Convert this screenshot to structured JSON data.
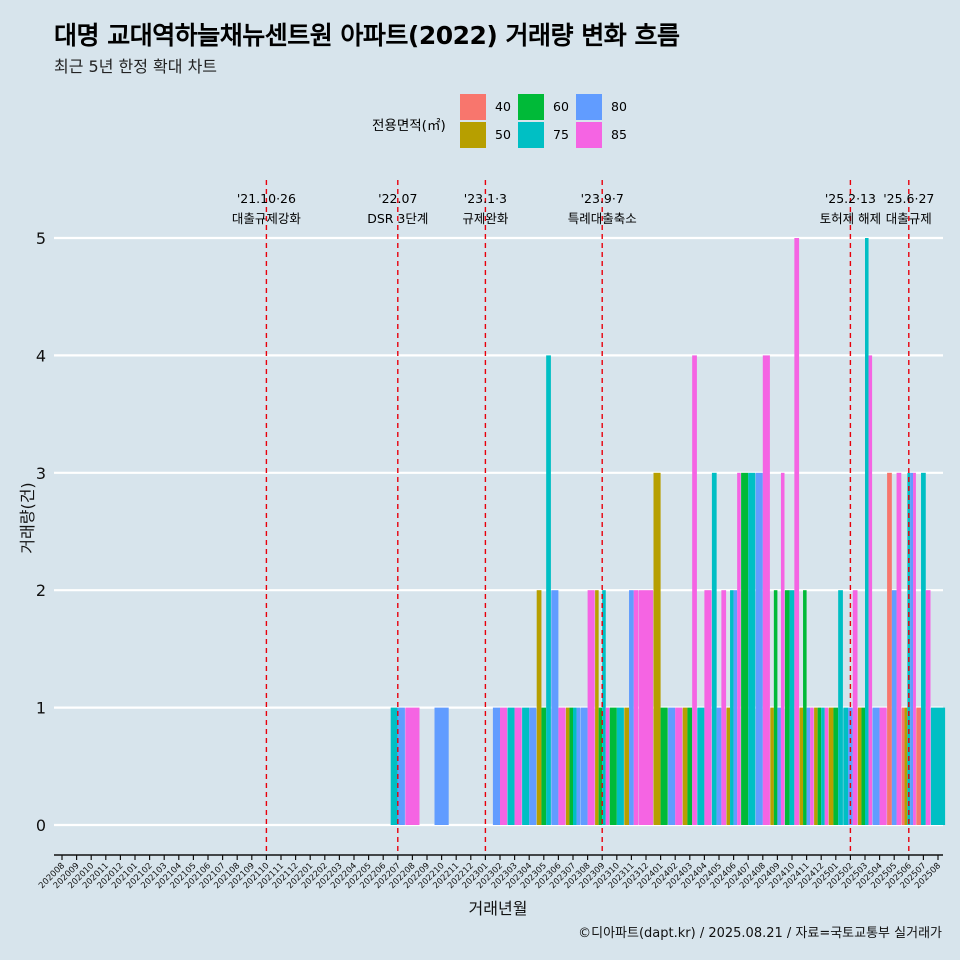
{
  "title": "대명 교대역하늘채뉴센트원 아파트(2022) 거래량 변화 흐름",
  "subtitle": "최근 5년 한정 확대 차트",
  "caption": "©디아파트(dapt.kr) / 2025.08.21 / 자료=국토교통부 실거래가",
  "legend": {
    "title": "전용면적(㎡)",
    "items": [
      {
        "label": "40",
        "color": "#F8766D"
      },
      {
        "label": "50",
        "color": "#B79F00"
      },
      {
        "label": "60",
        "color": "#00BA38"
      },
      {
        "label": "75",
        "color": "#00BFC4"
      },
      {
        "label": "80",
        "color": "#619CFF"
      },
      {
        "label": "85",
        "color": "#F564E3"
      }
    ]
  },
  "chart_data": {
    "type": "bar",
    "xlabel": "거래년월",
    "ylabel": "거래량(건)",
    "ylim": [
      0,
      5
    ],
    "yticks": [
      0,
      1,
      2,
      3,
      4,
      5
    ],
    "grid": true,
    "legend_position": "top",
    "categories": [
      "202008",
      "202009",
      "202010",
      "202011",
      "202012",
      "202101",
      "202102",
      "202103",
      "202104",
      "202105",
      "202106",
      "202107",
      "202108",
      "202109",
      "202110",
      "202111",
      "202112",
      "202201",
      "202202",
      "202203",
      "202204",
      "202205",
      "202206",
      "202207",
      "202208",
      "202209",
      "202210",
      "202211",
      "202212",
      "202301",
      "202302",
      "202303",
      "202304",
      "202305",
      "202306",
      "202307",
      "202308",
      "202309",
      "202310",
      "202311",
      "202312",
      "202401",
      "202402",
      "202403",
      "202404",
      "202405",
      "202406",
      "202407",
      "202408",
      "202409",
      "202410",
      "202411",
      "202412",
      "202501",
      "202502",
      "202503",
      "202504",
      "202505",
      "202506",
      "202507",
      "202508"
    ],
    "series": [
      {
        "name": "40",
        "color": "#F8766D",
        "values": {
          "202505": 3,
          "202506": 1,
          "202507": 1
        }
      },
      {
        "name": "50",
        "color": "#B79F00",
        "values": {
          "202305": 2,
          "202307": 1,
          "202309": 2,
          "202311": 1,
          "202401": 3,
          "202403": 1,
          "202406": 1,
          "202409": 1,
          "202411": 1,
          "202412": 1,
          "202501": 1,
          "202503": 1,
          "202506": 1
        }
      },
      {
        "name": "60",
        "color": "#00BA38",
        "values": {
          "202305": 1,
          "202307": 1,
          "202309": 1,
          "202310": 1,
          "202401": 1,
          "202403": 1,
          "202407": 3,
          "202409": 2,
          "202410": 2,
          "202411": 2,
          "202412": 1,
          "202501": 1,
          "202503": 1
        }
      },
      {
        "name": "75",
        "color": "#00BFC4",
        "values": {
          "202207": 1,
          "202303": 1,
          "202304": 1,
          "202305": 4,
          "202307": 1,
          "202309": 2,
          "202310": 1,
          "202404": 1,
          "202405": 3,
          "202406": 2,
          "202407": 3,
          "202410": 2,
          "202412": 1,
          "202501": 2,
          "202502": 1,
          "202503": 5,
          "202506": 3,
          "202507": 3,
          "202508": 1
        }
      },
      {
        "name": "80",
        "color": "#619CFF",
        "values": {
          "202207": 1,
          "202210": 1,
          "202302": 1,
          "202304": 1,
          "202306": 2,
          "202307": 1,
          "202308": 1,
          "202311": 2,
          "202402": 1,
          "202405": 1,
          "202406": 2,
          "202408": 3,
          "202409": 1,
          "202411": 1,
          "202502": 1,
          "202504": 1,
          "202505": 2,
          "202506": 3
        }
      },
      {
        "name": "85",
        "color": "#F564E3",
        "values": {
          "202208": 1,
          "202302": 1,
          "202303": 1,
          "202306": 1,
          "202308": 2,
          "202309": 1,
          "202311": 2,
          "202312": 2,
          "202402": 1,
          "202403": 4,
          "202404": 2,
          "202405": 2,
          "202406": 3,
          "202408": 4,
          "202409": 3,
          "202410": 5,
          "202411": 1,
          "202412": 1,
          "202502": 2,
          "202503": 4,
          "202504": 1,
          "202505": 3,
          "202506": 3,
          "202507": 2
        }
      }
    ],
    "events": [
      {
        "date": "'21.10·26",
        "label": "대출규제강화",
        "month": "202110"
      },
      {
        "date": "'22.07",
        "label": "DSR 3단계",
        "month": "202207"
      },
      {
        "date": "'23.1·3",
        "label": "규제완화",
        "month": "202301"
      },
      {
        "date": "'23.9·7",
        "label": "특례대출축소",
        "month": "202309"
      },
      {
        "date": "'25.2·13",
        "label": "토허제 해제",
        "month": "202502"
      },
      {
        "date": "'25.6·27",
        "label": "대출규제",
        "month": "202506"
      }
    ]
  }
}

- **REQUIREMENT**
Copy out all lines from the material above that contain the string "month".

- **OUTPUT FOR THIS EXERCISE**
        "month": "202110"
        "month": "202207"
        "month": "202301"
        "month": "202309"
        "month": "202502"
        "month": "202506"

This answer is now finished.